### Provided data ###
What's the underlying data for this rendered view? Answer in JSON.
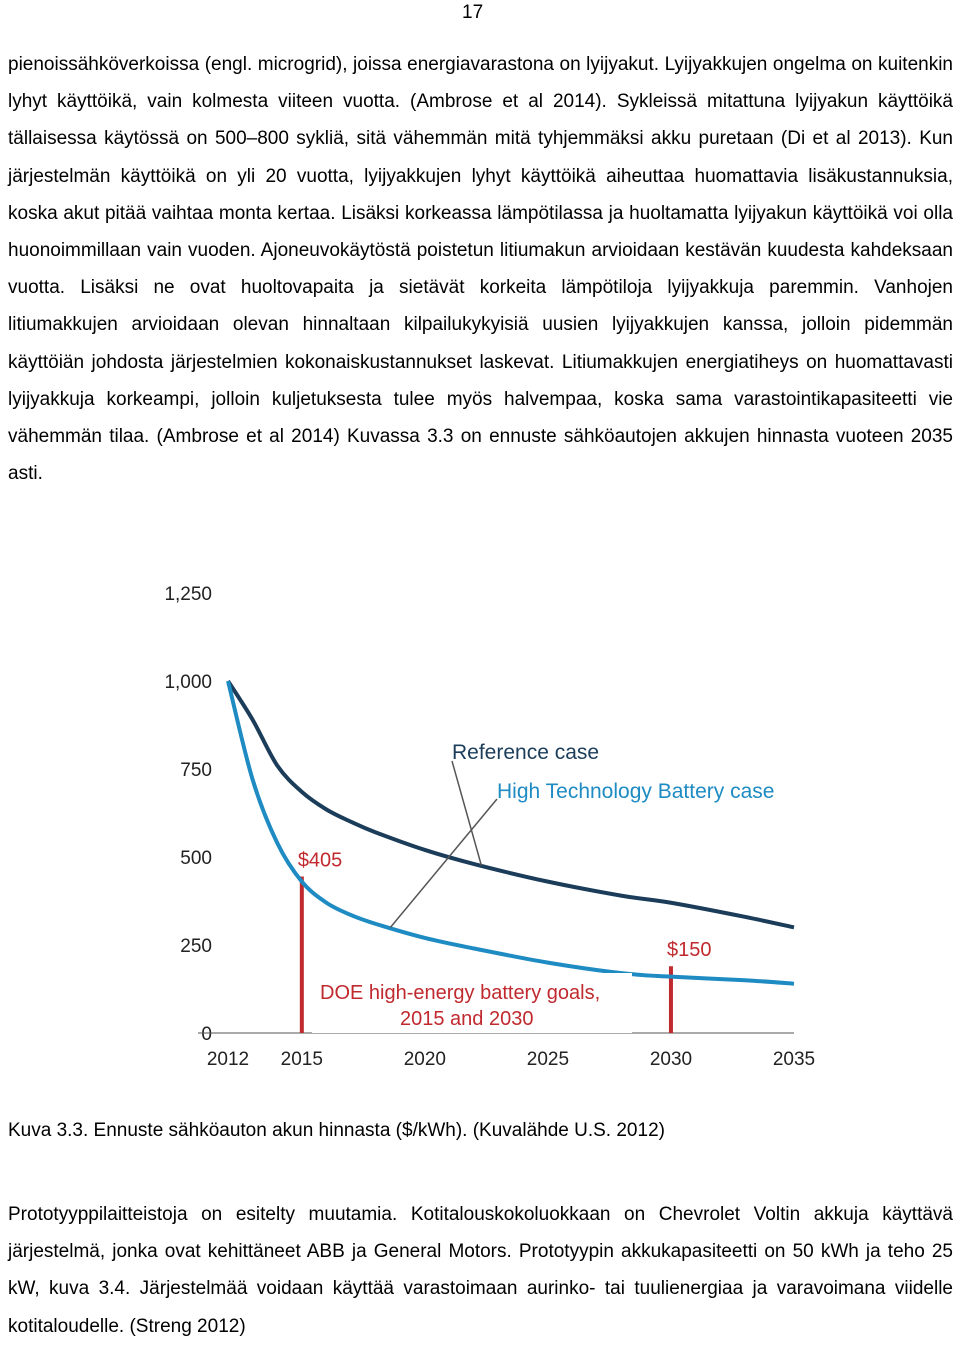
{
  "page": {
    "number": "17",
    "paragraph_1": "pienoissähköverkoissa (engl. microgrid), joissa energiavarastona on lyijyakut. Lyijyakkujen ongelma on kuitenkin lyhyt käyttöikä, vain kolmesta viiteen vuotta. (Ambrose et al 2014). Sykleissä mitattuna lyijyakun käyttöikä tällaisessa käytössä on 500–800 sykliä, sitä vähemmän mitä tyhjemmäksi akku puretaan (Di et al 2013). Kun järjestelmän käyttöikä on yli 20 vuotta, lyijyakkujen lyhyt käyttöikä aiheuttaa huomattavia lisäkustannuksia, koska akut pitää vaihtaa monta kertaa. Lisäksi korkeassa lämpötilassa ja huoltamatta lyijyakun käyttöikä voi olla huonoimmillaan vain vuoden. Ajoneuvokäytöstä poistetun litiumakun arvioidaan kestävän kuudesta kahdeksaan vuotta. Lisäksi ne ovat huoltovapaita ja sietävät korkeita lämpötiloja lyijyakkuja paremmin. Vanhojen litiumakkujen arvioidaan olevan hinnaltaan kilpailukykyisiä uusien lyijyakkujen kanssa, jolloin pidemmän käyttöiän johdosta järjestelmien kokonaiskustannukset laskevat. Litiumakkujen energiatiheys on huomattavasti lyijyakkuja korkeampi, jolloin kuljetuksesta tulee myös halvempaa, koska sama varastointikapasiteetti vie vähemmän tilaa. (Ambrose et al 2014) Kuvassa 3.3 on ennuste sähköautojen akkujen hinnasta vuoteen 2035 asti.",
    "caption": "Kuva 3.3. Ennuste sähköauton akun hinnasta ($/kWh). (Kuvalähde U.S. 2012)",
    "paragraph_2": "Prototyyppilaitteistoja on esitelty muutamia. Kotitalouskokoluokkaan on Chevrolet Voltin akkuja käyttävä järjestelmä, jonka ovat kehittäneet ABB ja General Motors. Prototyypin akkukapasiteetti on 50 kWh ja teho 25 kW, kuva 3.4. Järjestelmää voidaan käyttää varastoimaan aurinko- tai tuulienergiaa ja varavoimana viidelle kotitaloudelle. (Streng 2012)"
  },
  "chart_data": {
    "type": "line",
    "title": "",
    "xlabel": "",
    "ylabel": "",
    "xlim": [
      2012,
      2035
    ],
    "ylim": [
      0,
      1250
    ],
    "x_ticks": [
      "2012",
      "2015",
      "2020",
      "2025",
      "2030",
      "2035"
    ],
    "y_ticks": [
      "0",
      "250",
      "500",
      "750",
      "1,000",
      "1,250"
    ],
    "grid": false,
    "series": [
      {
        "name": "Reference case",
        "color": "#1c3d5a",
        "x": [
          2012,
          2013,
          2014,
          2015,
          2016,
          2017,
          2018,
          2020,
          2022,
          2025,
          2028,
          2030,
          2033,
          2035
        ],
        "y": [
          1000,
          890,
          760,
          685,
          635,
          600,
          570,
          520,
          480,
          430,
          390,
          370,
          330,
          300
        ]
      },
      {
        "name": "High Technology Battery case",
        "color": "#1e8bc3",
        "x": [
          2012,
          2013,
          2014,
          2015,
          2016,
          2017,
          2018,
          2020,
          2022,
          2025,
          2028,
          2030,
          2033,
          2035
        ],
        "y": [
          1000,
          720,
          540,
          430,
          370,
          335,
          310,
          270,
          240,
          200,
          170,
          160,
          150,
          140
        ]
      }
    ],
    "markers": [
      {
        "x": 2015,
        "value": 405,
        "label": "$405",
        "color": "#c0292e"
      },
      {
        "x": 2030,
        "value": 150,
        "label": "$150",
        "color": "#c0292e"
      }
    ],
    "annotation": {
      "line1": "DOE high-energy battery goals,",
      "line2": "2015 and 2030",
      "color": "#c0292e"
    }
  }
}
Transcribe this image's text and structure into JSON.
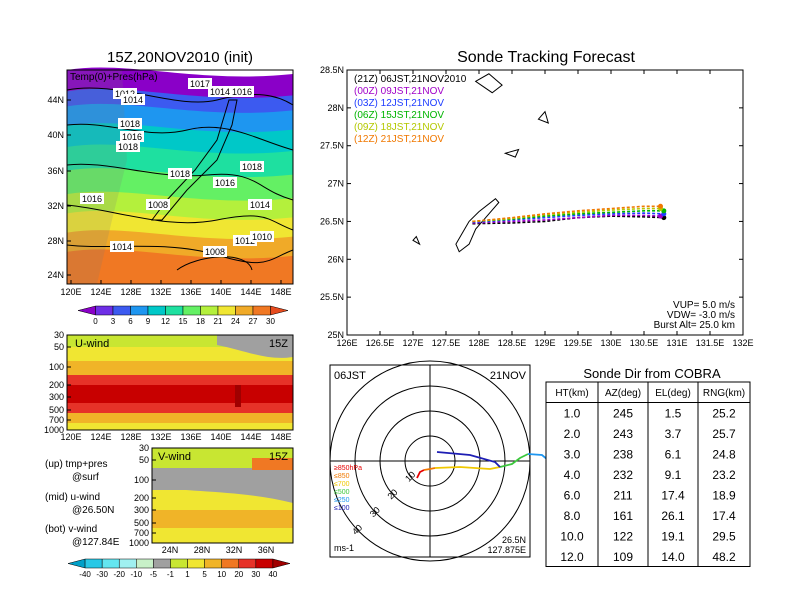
{
  "map_panel": {
    "title": "15Z,20NOV2010 (init)",
    "label": "Temp(0)+Pres(hPa)",
    "lat_ticks": [
      "44N",
      "40N",
      "36N",
      "32N",
      "28N",
      "24N"
    ],
    "lon_ticks": [
      "120E",
      "124E",
      "128E",
      "132E",
      "136E",
      "140E",
      "144E",
      "148E"
    ],
    "isobar_labels": [
      "1012",
      "1014",
      "1017",
      "1014",
      "1016",
      "1008",
      "1018",
      "1016",
      "1018",
      "1018",
      "1016",
      "1018",
      "1014",
      "1016",
      "1014",
      "1012",
      "1010",
      "1008"
    ],
    "colorbar": {
      "ticks": [
        "0",
        "3",
        "6",
        "9",
        "12",
        "15",
        "18",
        "21",
        "24",
        "27",
        "30"
      ],
      "colors": [
        "#8a00c8",
        "#6e2ee6",
        "#3c5af0",
        "#1e96f0",
        "#00c8c8",
        "#1ee0a0",
        "#64f064",
        "#b4f03c",
        "#f0e632",
        "#f0aa28",
        "#f07823",
        "#e64b1e"
      ]
    }
  },
  "uwind_panel": {
    "label": "U-wind",
    "time": "15Z",
    "p_ticks": [
      "30",
      "50",
      "100",
      "200",
      "300",
      "500",
      "700",
      "1000"
    ],
    "lon_ticks": [
      "120E",
      "124E",
      "128E",
      "132E",
      "136E",
      "140E",
      "144E",
      "148E"
    ]
  },
  "vwind_panel": {
    "label": "V-wind",
    "time": "15Z",
    "p_ticks": [
      "30",
      "50",
      "100",
      "200",
      "300",
      "500",
      "700",
      "1000"
    ],
    "lat_ticks": [
      "24N",
      "28N",
      "32N",
      "36N"
    ]
  },
  "wind_colorbar": {
    "ticks": [
      "-40",
      "-30",
      "-20",
      "-10",
      "-5",
      "-1",
      "1",
      "5",
      "10",
      "20",
      "30",
      "40"
    ],
    "colors": [
      "#00a0c8",
      "#28c8e6",
      "#64e6f0",
      "#a0f0f0",
      "#c8f0c8",
      "#a0a0a0",
      "#c8e632",
      "#f0e632",
      "#f0b428",
      "#f07823",
      "#e63228",
      "#c80000",
      "#a00000"
    ]
  },
  "legend_text": {
    "up": "(up) tmp+pres",
    "up2": "@surf",
    "mid": "(mid) u-wind",
    "mid2": "@26.50N",
    "bot": "(bot) v-wind",
    "bot2": "@127.84E"
  },
  "tracking": {
    "title": "Sonde Tracking Forecast",
    "lat_ticks": [
      "28.5N",
      "28N",
      "27.5N",
      "27N",
      "26.5N",
      "26N",
      "25.5N",
      "25N"
    ],
    "lon_ticks": [
      "126E",
      "126.5E",
      "127E",
      "127.5E",
      "128E",
      "128.5E",
      "129E",
      "129.5E",
      "130E",
      "130.5E",
      "131E",
      "131.5E",
      "132E"
    ],
    "launches": [
      {
        "label": "(21Z)  06JST,21NOV2010",
        "color": "#000000"
      },
      {
        "label": "(00Z)  09JST,21NOV",
        "color": "#a000c8"
      },
      {
        "label": "(03Z)  12JST,21NOV",
        "color": "#1e3cff"
      },
      {
        "label": "(06Z)  15JST,21NOV",
        "color": "#00b400"
      },
      {
        "label": "(09Z)  18JST,21NOV",
        "color": "#b4c800"
      },
      {
        "label": "(12Z)  21JST,21NOV",
        "color": "#f07800"
      }
    ],
    "params": {
      "vup": "VUP=  5.0  m/s",
      "vdw": "VDW= -3.0  m/s",
      "burst": "Burst Alt=  25.0  km"
    }
  },
  "polar": {
    "left_label": "06JST",
    "right_label": "21NOV",
    "ring_labels": [
      "10",
      "20",
      "30",
      "40"
    ],
    "units": "ms-1",
    "pos1": "26.5N",
    "pos2": "127.875E",
    "pressure_legend": [
      {
        "label": "≥850hPa",
        "color": "#e60000"
      },
      {
        "label": "≤850",
        "color": "#f07800"
      },
      {
        "label": "≤700",
        "color": "#f0c800"
      },
      {
        "label": "≤500",
        "color": "#3cc83c"
      },
      {
        "label": "≤250",
        "color": "#1e96f0"
      },
      {
        "label": "≤100",
        "color": "#1e1eb4"
      }
    ]
  },
  "cobra_table": {
    "title": "Sonde Dir from COBRA",
    "headers": [
      "HT(km)",
      "AZ(deg)",
      "EL(deg)",
      "RNG(km)"
    ],
    "rows": [
      [
        "1.0",
        "245",
        "1.5",
        "25.2"
      ],
      [
        "2.0",
        "243",
        "3.7",
        "25.7"
      ],
      [
        "3.0",
        "238",
        "6.1",
        "24.8"
      ],
      [
        "4.0",
        "232",
        "9.1",
        "23.2"
      ],
      [
        "6.0",
        "211",
        "17.4",
        "18.9"
      ],
      [
        "8.0",
        "161",
        "26.1",
        "17.4"
      ],
      [
        "10.0",
        "122",
        "19.1",
        "29.5"
      ],
      [
        "12.0",
        "109",
        "14.0",
        "48.2"
      ]
    ]
  },
  "chart_data": [
    {
      "type": "heatmap",
      "title": "15Z,20NOV2010 (init)",
      "subtitle": "Temp(0)+Pres(hPa)",
      "xlim": [
        120,
        150
      ],
      "ylim": [
        22,
        48
      ],
      "colorbar_values": [
        0,
        3,
        6,
        9,
        12,
        15,
        18,
        21,
        24,
        27,
        30
      ]
    },
    {
      "type": "line",
      "title": "Sonde Tracking Forecast",
      "xlim": [
        126,
        132
      ],
      "ylim": [
        25,
        28.5
      ],
      "series": [
        {
          "name": "(21Z)  06JST,21NOV2010",
          "x": [
            127.9,
            128.5,
            129.0,
            129.5,
            130.0,
            130.5,
            130.8
          ],
          "y": [
            26.47,
            26.48,
            26.5,
            26.55,
            26.57,
            26.56,
            26.55
          ]
        },
        {
          "name": "(00Z)  09JST,21NOV",
          "x": [
            127.9,
            128.5,
            129.0,
            129.5,
            130.0,
            130.5,
            130.75
          ],
          "y": [
            26.48,
            26.5,
            26.52,
            26.55,
            26.58,
            26.58,
            26.57
          ]
        },
        {
          "name": "(03Z)  12JST,21NOV",
          "x": [
            127.9,
            128.5,
            129.0,
            129.5,
            130.0,
            130.5,
            130.8
          ],
          "y": [
            26.49,
            26.52,
            26.55,
            26.58,
            26.6,
            26.61,
            26.6
          ]
        },
        {
          "name": "(06Z)  15JST,21NOV",
          "x": [
            127.9,
            128.5,
            129.0,
            129.5,
            130.0,
            130.5,
            130.8
          ],
          "y": [
            26.5,
            26.53,
            26.57,
            26.6,
            26.62,
            26.64,
            26.64
          ]
        },
        {
          "name": "(09Z)  18JST,21NOV",
          "x": [
            127.9,
            128.5,
            129.0,
            129.5,
            130.0,
            130.5,
            130.75
          ],
          "y": [
            26.5,
            26.54,
            26.59,
            26.62,
            26.65,
            26.67,
            26.67
          ]
        },
        {
          "name": "(12Z)  21JST,21NOV",
          "x": [
            127.9,
            128.5,
            129.0,
            129.5,
            130.0,
            130.5,
            130.75
          ],
          "y": [
            26.5,
            26.55,
            26.6,
            26.64,
            26.67,
            26.7,
            26.7
          ]
        }
      ]
    }
  ]
}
###
▶ **What needs to be done**:
Return only the number of lines in the entries that contain the string "Forecast".

▶ **Output for this exercise**:
2